# [Objective]
Reading the listing below, count the lines that contain the word "ylabel" and give that count alone.

--- Begin Supplied data ---

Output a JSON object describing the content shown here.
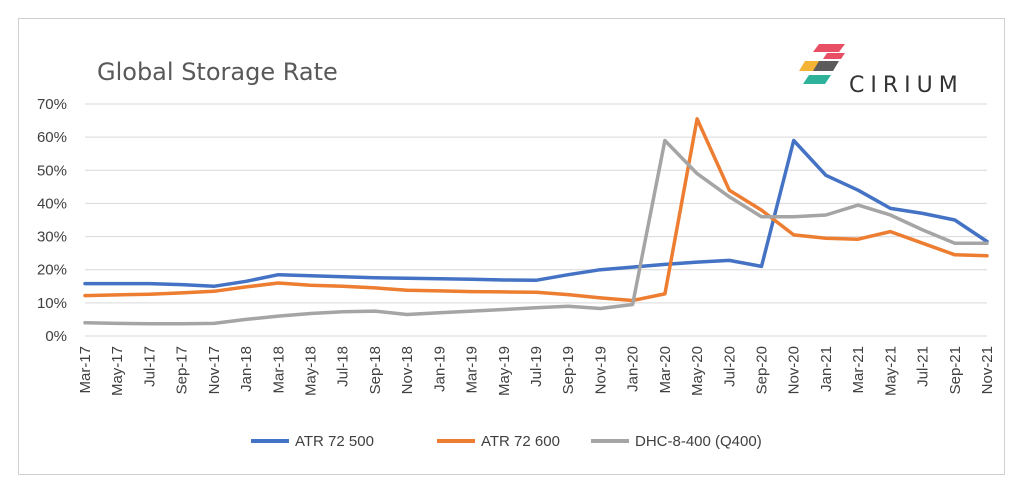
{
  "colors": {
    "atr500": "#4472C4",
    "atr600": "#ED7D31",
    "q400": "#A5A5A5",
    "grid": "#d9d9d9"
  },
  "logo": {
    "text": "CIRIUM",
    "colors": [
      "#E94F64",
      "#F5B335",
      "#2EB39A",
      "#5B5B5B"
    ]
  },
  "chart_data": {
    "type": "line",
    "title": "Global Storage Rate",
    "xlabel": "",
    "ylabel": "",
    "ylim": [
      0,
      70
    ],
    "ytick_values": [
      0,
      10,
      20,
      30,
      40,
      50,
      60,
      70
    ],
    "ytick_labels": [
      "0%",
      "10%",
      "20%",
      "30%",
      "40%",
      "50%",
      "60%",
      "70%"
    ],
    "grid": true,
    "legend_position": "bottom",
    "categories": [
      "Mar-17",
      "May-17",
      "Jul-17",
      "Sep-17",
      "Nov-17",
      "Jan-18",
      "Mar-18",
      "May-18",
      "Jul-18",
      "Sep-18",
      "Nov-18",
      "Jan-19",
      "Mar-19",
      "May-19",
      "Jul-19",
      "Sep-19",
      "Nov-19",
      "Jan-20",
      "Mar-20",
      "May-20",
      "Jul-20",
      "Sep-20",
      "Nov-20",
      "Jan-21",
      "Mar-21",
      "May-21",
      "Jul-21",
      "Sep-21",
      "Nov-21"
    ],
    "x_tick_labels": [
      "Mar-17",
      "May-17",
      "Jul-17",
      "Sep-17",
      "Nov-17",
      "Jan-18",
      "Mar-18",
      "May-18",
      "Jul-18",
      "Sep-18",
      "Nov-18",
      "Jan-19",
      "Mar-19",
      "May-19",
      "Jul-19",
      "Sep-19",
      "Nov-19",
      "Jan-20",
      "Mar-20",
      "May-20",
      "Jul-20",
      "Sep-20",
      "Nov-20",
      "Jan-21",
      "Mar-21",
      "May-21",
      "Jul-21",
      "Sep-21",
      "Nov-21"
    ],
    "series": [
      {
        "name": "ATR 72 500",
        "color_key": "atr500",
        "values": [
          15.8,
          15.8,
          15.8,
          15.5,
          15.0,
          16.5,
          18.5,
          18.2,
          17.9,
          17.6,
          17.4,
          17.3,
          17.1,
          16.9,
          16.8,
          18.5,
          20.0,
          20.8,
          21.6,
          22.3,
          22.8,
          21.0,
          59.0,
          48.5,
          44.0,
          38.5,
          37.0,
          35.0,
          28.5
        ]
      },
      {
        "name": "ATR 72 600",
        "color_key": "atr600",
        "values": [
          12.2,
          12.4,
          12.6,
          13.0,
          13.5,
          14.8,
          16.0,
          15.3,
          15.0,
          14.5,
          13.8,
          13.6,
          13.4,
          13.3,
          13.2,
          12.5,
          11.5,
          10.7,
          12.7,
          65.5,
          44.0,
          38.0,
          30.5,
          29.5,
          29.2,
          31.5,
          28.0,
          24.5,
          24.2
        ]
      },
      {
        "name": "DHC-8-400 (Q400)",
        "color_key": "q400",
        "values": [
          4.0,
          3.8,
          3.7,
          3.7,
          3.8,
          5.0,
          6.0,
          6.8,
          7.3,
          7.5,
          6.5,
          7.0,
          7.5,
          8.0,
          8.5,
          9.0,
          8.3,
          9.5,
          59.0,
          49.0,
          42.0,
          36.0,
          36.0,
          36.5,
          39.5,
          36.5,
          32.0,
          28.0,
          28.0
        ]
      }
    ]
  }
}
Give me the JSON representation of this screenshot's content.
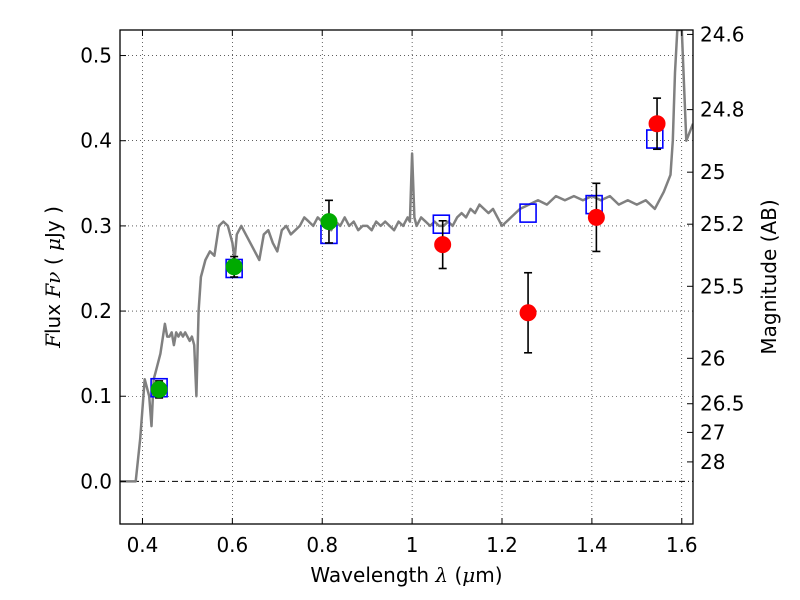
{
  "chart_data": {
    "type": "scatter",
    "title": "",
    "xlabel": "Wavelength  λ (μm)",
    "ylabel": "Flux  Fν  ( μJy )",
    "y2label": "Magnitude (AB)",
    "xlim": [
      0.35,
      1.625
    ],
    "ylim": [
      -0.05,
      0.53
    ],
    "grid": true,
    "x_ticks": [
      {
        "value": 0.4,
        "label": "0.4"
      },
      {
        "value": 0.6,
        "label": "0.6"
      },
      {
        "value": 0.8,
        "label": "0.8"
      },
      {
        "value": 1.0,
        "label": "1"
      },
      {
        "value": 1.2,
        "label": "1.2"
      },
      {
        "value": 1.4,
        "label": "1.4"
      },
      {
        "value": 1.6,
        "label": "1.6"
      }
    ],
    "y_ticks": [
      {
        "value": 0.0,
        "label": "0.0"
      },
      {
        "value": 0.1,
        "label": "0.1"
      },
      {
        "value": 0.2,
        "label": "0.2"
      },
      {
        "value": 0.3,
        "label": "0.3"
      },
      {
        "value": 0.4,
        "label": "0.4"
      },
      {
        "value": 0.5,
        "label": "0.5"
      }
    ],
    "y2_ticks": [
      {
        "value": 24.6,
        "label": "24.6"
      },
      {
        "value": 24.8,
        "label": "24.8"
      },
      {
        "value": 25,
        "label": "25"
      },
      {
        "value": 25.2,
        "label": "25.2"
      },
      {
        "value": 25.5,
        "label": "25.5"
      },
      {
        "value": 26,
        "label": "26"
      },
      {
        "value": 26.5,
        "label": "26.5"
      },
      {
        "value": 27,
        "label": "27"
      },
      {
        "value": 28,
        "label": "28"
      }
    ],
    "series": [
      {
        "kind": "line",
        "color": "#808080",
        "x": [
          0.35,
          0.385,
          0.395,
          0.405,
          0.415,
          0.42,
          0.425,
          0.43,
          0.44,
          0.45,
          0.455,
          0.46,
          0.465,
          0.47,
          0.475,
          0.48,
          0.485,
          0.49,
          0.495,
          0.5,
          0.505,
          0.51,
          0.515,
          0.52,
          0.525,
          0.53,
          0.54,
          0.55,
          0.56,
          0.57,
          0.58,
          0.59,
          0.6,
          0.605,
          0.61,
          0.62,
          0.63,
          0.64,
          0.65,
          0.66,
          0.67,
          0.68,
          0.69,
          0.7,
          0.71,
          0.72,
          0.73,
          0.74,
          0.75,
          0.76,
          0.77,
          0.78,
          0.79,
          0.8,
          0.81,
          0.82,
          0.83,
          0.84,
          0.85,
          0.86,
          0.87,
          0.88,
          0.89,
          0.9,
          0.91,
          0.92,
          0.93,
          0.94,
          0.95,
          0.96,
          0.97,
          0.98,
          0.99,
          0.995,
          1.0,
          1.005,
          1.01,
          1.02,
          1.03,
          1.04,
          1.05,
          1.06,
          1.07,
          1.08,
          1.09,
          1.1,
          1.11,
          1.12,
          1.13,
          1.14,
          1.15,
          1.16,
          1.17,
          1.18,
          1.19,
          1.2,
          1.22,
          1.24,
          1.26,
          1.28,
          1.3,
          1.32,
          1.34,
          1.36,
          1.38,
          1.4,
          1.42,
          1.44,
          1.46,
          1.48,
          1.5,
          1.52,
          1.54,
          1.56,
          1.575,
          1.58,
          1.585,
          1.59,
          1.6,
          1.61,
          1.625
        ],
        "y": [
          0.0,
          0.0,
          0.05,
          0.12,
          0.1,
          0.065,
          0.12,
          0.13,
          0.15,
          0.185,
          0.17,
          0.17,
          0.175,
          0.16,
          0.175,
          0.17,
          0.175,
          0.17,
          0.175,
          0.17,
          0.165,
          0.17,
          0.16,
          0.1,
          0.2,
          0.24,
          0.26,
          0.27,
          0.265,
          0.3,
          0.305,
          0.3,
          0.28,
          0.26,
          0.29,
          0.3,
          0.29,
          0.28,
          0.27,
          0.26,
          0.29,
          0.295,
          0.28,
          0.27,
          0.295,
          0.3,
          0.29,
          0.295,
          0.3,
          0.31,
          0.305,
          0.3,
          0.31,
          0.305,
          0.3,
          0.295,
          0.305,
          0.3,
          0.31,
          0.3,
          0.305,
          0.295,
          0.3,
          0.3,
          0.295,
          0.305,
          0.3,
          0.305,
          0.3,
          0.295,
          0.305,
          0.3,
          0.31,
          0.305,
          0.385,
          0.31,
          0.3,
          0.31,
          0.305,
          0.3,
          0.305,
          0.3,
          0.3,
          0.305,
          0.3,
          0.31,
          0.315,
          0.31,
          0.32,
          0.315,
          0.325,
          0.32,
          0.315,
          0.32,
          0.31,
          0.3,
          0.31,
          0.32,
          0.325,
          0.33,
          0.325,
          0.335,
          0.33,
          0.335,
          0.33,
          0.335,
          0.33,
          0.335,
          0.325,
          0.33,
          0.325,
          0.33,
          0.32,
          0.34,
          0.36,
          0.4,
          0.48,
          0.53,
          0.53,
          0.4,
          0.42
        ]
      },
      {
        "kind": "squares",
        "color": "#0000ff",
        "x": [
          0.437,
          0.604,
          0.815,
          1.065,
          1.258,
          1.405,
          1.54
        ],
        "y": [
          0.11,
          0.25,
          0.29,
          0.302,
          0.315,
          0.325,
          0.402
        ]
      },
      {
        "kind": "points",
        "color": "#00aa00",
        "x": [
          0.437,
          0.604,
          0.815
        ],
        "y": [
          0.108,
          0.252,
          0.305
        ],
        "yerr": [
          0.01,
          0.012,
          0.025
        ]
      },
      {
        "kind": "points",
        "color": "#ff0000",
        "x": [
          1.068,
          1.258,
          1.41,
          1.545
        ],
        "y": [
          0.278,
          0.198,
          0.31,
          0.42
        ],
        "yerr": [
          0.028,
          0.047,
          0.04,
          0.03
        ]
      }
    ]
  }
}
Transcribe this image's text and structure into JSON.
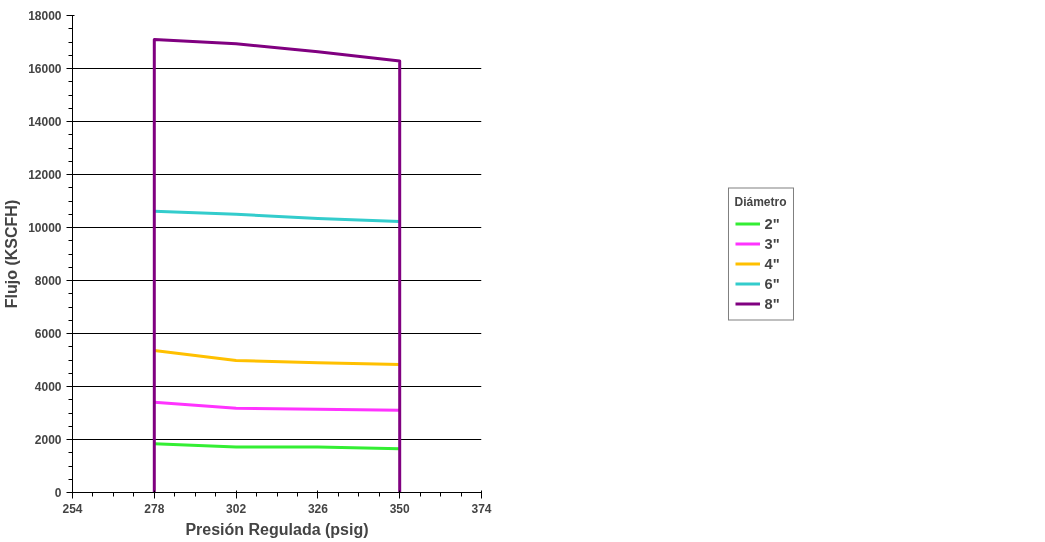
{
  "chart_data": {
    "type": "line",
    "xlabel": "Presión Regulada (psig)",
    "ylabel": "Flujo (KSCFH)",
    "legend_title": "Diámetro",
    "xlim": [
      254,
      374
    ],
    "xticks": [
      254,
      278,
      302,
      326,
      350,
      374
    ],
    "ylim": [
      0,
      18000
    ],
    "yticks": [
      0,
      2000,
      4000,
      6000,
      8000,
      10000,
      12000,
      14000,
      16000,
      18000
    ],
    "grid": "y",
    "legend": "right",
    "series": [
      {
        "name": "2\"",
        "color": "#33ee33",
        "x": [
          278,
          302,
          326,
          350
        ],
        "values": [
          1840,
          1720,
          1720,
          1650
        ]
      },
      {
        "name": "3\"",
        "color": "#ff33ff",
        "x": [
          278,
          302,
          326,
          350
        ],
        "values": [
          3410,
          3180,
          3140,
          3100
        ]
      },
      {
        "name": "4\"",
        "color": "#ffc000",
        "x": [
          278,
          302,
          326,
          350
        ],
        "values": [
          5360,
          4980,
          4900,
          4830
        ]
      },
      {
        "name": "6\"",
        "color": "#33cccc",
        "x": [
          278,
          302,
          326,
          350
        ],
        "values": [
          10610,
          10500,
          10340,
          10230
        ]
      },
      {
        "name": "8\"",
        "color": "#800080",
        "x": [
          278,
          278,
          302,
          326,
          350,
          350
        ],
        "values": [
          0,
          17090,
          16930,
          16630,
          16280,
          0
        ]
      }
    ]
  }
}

--- End Supplied data ---

# [The response]
3